▶ _Set problem A_:
Copy out the records line for line, from the first line of the records up to and including the line containing "x-tick-label: 20: [361, 613, 371, 623]".

....

Remove NA in a data.table in R

Question

I'm trying to do in R something apparently very easy (sorry but i'm very newbie with data.tables) but I don't manage to get the right solution. I try to delete the rows with NA values on a specific column("Ground_Tru". This is my attempt so far;

all_data <- fread ("all_vbles.txt",header=TRUE, na.strings=c("NA","N/A",""))
na.omit (all_data, cols="Ground_Tru")

I get the message

Empty data.table (0 rows) of 75 cols: OID_,IN_FID,Polygon_ID,DIST_highw,DIST_railw,DIST_port...

....

▶ _Set problem B_:
Summarize the forum question about removing NA rows from a data.table in R in two sentences.

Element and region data
....

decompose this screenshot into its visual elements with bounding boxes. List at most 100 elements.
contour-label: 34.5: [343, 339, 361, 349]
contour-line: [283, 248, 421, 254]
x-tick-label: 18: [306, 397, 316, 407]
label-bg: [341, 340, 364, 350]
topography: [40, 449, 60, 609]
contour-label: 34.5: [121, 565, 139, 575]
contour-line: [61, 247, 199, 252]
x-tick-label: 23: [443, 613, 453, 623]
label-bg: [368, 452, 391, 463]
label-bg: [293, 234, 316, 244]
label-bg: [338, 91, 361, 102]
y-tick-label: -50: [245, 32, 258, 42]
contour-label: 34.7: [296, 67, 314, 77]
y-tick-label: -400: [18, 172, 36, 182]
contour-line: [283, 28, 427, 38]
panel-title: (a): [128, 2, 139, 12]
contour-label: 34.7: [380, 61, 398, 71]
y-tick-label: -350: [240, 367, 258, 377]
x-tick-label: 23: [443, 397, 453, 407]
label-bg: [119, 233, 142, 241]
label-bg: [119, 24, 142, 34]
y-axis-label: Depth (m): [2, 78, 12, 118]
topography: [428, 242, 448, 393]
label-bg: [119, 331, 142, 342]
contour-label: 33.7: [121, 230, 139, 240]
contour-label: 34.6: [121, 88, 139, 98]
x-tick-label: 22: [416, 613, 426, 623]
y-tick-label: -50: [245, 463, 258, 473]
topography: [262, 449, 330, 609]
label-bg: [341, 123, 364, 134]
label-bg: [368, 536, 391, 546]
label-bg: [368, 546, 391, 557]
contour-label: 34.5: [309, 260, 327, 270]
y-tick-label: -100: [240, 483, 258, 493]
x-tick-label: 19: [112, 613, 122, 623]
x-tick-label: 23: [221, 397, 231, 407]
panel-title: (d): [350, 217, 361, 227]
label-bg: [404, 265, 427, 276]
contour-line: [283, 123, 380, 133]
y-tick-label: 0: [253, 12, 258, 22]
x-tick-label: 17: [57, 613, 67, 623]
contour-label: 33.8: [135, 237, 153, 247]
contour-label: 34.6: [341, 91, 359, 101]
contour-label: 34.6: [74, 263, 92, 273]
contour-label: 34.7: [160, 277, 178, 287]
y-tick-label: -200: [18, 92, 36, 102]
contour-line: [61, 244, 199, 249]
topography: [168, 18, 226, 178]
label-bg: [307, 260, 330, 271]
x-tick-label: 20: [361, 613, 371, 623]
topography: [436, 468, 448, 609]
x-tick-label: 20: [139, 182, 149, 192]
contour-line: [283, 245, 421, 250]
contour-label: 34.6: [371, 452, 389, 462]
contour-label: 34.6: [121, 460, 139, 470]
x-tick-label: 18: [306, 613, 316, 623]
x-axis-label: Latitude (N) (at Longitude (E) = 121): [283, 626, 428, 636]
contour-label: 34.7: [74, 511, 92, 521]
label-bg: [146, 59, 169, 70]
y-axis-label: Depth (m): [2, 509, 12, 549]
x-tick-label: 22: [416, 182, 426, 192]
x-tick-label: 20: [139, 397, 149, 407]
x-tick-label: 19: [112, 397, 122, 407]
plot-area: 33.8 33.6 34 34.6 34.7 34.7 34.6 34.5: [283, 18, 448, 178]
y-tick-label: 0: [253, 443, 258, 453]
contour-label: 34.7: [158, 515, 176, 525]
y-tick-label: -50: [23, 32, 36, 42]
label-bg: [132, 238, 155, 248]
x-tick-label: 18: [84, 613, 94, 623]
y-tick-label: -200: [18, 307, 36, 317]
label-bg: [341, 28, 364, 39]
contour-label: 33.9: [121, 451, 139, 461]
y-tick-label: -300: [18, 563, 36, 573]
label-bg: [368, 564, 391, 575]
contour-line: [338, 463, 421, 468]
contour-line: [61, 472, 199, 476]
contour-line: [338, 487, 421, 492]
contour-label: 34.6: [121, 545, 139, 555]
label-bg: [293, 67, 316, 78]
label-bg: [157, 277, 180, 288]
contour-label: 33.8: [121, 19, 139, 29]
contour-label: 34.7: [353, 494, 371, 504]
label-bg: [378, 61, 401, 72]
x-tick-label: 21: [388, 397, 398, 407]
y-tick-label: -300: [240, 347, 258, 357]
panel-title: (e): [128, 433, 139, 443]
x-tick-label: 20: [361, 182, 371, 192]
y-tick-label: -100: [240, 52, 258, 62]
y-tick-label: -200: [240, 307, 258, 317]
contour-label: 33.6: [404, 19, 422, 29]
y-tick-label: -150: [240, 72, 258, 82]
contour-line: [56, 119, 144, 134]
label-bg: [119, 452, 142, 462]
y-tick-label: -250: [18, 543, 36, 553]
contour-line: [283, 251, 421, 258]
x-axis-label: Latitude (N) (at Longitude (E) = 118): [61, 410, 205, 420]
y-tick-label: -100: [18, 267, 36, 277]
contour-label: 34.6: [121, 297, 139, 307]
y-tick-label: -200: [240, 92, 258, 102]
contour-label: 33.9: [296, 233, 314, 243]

....

▶ _Result A_:
decompose this screenshot into its visual elements with bounding boxes. List at most 100 elements.
contour-label: 34.5: [343, 339, 361, 349]
contour-line: [283, 248, 421, 254]
x-tick-label: 18: [306, 397, 316, 407]
label-bg: [341, 340, 364, 350]
topography: [40, 449, 60, 609]
contour-label: 34.5: [121, 565, 139, 575]
contour-line: [61, 247, 199, 252]
x-tick-label: 23: [443, 613, 453, 623]
label-bg: [368, 452, 391, 463]
label-bg: [293, 234, 316, 244]
label-bg: [338, 91, 361, 102]
y-tick-label: -50: [245, 32, 258, 42]
contour-label: 34.7: [296, 67, 314, 77]
y-tick-label: -400: [18, 172, 36, 182]
contour-line: [283, 28, 427, 38]
panel-title: (a): [128, 2, 139, 12]
contour-label: 34.7: [380, 61, 398, 71]
y-tick-label: -350: [240, 367, 258, 377]
x-tick-label: 23: [443, 397, 453, 407]
label-bg: [119, 233, 142, 241]
label-bg: [119, 24, 142, 34]
y-axis-label: Depth (m): [2, 78, 12, 118]
topography: [428, 242, 448, 393]
label-bg: [119, 331, 142, 342]
contour-label: 33.7: [121, 230, 139, 240]
contour-label: 34.6: [121, 88, 139, 98]
x-tick-label: 22: [416, 613, 426, 623]
y-tick-label: -50: [245, 463, 258, 473]
topography: [262, 449, 330, 609]
label-bg: [341, 123, 364, 134]
label-bg: [368, 536, 391, 546]
label-bg: [368, 546, 391, 557]
contour-label: 34.5: [309, 260, 327, 270]
y-tick-label: -100: [240, 483, 258, 493]
x-tick-label: 19: [112, 613, 122, 623]
x-tick-label: 23: [221, 397, 231, 407]
panel-title: (d): [350, 217, 361, 227]
label-bg: [404, 265, 427, 276]
contour-line: [283, 123, 380, 133]
y-tick-label: 0: [253, 12, 258, 22]
x-tick-label: 17: [57, 613, 67, 623]
contour-label: 33.8: [135, 237, 153, 247]
contour-label: 34.6: [341, 91, 359, 101]
contour-label: 34.6: [74, 263, 92, 273]
contour-label: 34.7: [160, 277, 178, 287]
y-tick-label: -200: [18, 92, 36, 102]
contour-line: [61, 244, 199, 249]
topography: [168, 18, 226, 178]
label-bg: [307, 260, 330, 271]
x-tick-label: 20: [361, 613, 371, 623]

▶ _Result B_:
The poster, new to data.tables, wants to delete the rows that have NA values in the "Ground_Tru" column of data read in with fread. Calling na.omit with cols="Ground_Tru" returns an empty data.table with 0 rows and 75 columns.